REQUIRED TASK — Search the data below for the word "ferrite" and copy each line that holds it.

PROVIDED MATERIAL —
== == ==

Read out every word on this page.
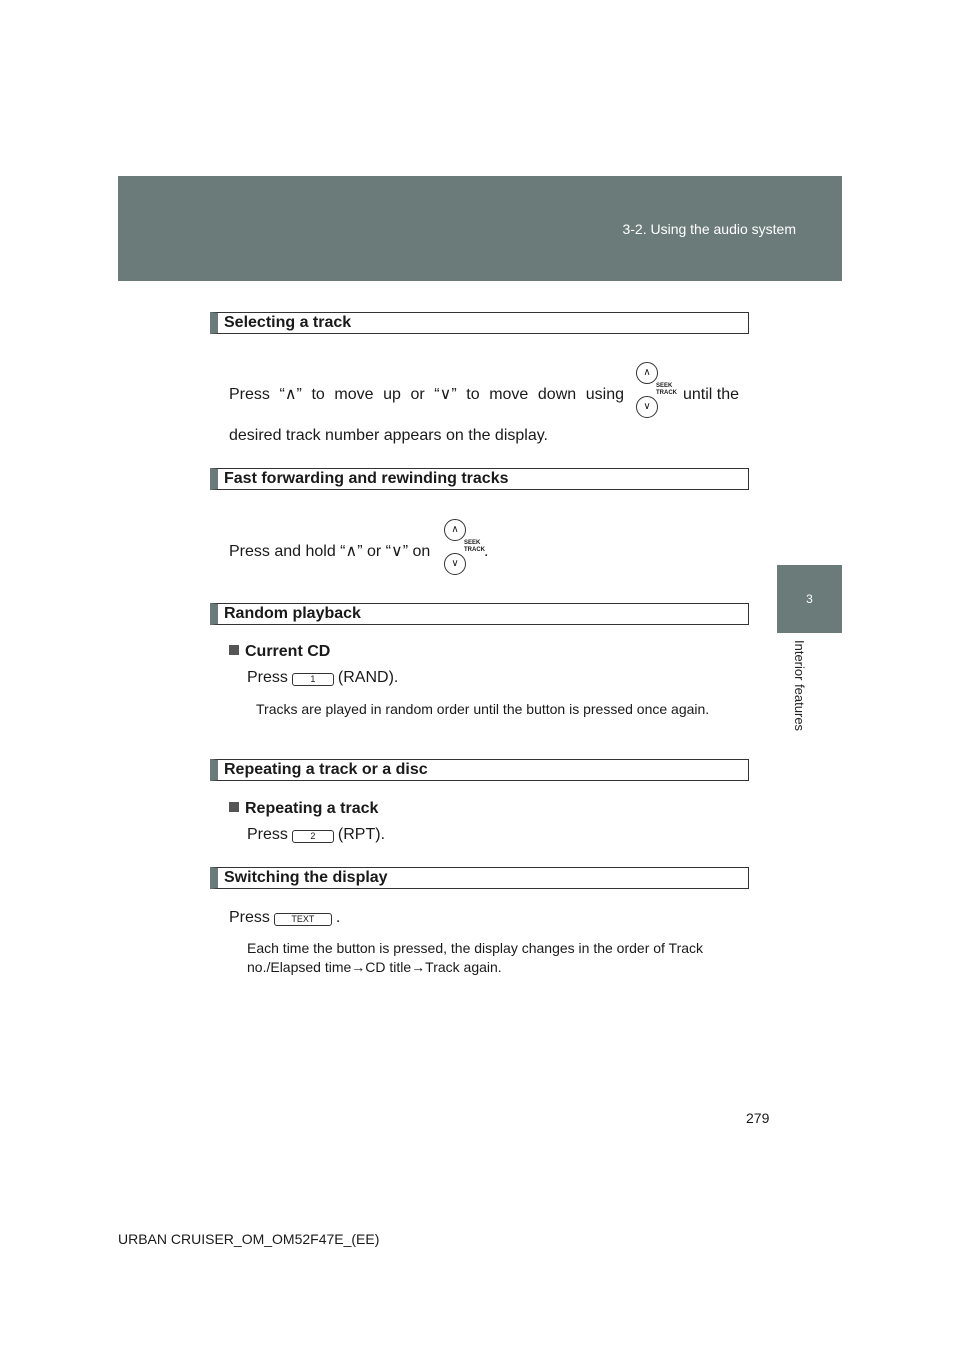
3-2. Using the audio system
3
Interior features
Selecting a track
Press “∧” to move up or “∨” to move down using
∧
SEEK
TRACK
∨
until the
desired track number appears on the display.
Fast forwarding and rewinding tracks
Press and hold “∧” or “∨” on
∧
SEEK
TRACK
∨
.
Random playback
Current CD
Press 1 (RAND).
Tracks are played in random order until the button is pressed once again.
Repeating a track or a disc
Repeating a track
Press 2 (RPT).
Switching the display
Press TEXT .
Each time the button is pressed, the display changes in the order of Track no./Elapsed time→CD title→Track again.
279
URBAN CRUISER_OM_OM52F47E_(EE)
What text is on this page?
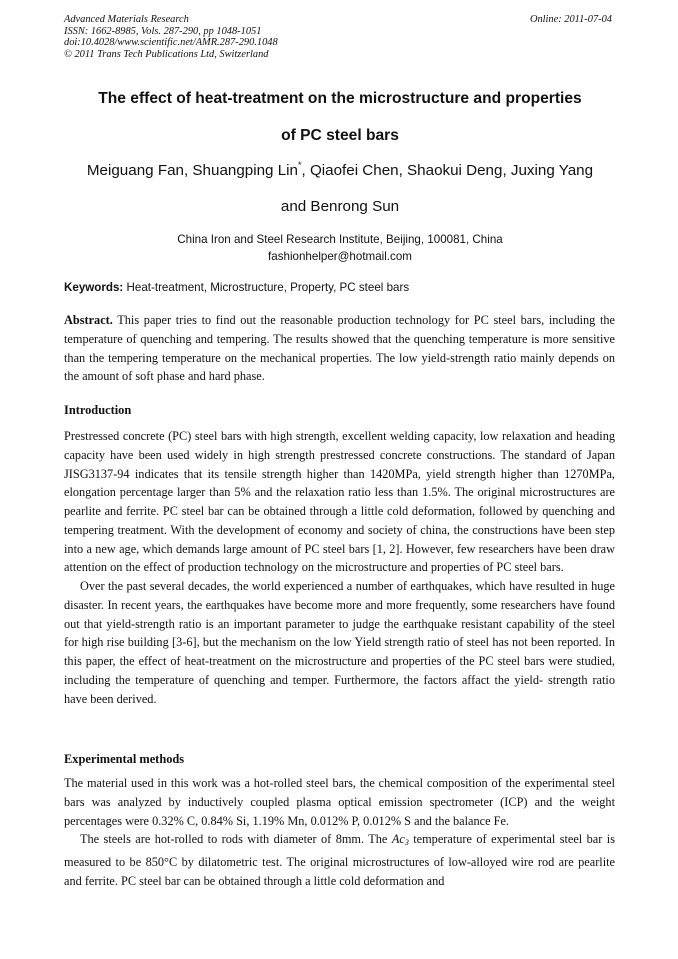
Advanced Materials Research
ISSN: 1662-8985, Vols. 287-290, pp 1048-1051
doi:10.4028/www.scientific.net/AMR.287-290.1048
© 2011 Trans Tech Publications Ltd, Switzerland
Online: 2011-07-04
The effect of heat-treatment on the microstructure and properties
of PC steel bars
Meiguang Fan, Shuangping Lin*, Qiaofei Chen, Shaokui Deng, Juxing Yang
and Benrong Sun
China Iron and Steel Research Institute, Beijing, 100081, China
fashionhelper@hotmail.com
Keywords: Heat-treatment, Microstructure, Property, PC steel bars

Abstract. This paper tries to find out the reasonable production technology for PC steel bars, including the temperature of quenching and tempering. The results showed that the quenching temperature is more sensitive than the tempering temperature on the mechanical properties. The low yield-strength ratio mainly depends on the amount of soft phase and hard phase.

Introduction

Prestressed concrete (PC) steel bars with high strength, excellent welding capacity, low relaxation and heading capacity have been used widely in high strength prestressed concrete constructions. The standard of Japan JISG3137-94 indicates that its tensile strength higher than 1420MPa, yield strength higher than 1270MPa, elongation percentage larger than 5% and the relaxation ratio less than 1.5%. The original microstructures are pearlite and ferrite. PC steel bar can be obtained through a little cold deformation, followed by quenching and tempering treatment. With the development of economy and society of china, the constructions have been step into a new age, which demands large amount of PC steel bars [1, 2]. However, few researchers have been draw attention on the effect of production technology on the microstructure and properties of PC steel bars.

Over the past several decades, the world experienced a number of earthquakes, which have resulted in huge disaster. In recent years, the earthquakes have become more and more frequently, some researchers have found out that yield-strength ratio is an important parameter to judge the earthquake resistant capability of the steel for high rise building [3-6], but the mechanism on the low Yield strength ratio of steel has not been reported. In this paper, the effect of heat-treatment on the microstructure and properties of the PC steel bars were studied, including the temperature of quenching and temper. Furthermore, the factors affact the yield- strength ratio have been derived.

Experimental methods

The material used in this work was a hot-rolled steel bars, the chemical composition of the experimental steel bars was analyzed by inductively coupled plasma optical emission spectrometer (ICP) and the weight percentages were 0.32% C, 0.84% Si, 1.19% Mn, 0.012% P, 0.012% S and the balance Fe.

The steels are hot-rolled to rods with diameter of 8mm. The $Ac_3$ temperature of experimental steel bar is measured to be 850°C by dilatometric test. The original microstructures of low-alloyed wire rod are pearlite and ferrite. PC steel bar can be obtained through a little cold deformation and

== == ==

EXERCISE OUTPUT —
Prestressed concrete (PC) steel bars with high strength, excellent welding capacity, low relaxation and heading capacity have been used widely in high strength prestressed concrete constructions. The standard of Japan JISG3137-94 indicates that its tensile strength higher than 1420MPa, yield strength higher than 1270MPa, elongation percentage larger than 5% and the relaxation ratio less than 1.5%. The original microstructures are pearlite and ferrite. PC steel bar can be obtained through a little cold deformation, followed by quenching and tempering treatment. With the development of economy and society of china, the constructions have been step into a new age, which demands large amount of PC steel bars [1, 2]. However, few researchers have been draw attention on the effect of production technology on the microstructure and properties of PC steel bars.
The steels are hot-rolled to rods with diameter of 8mm. The $Ac_3$ temperature of experimental steel bar is measured to be 850°C by dilatometric test. The original microstructures of low-alloyed wire rod are pearlite and ferrite. PC steel bar can be obtained through a little cold deformation and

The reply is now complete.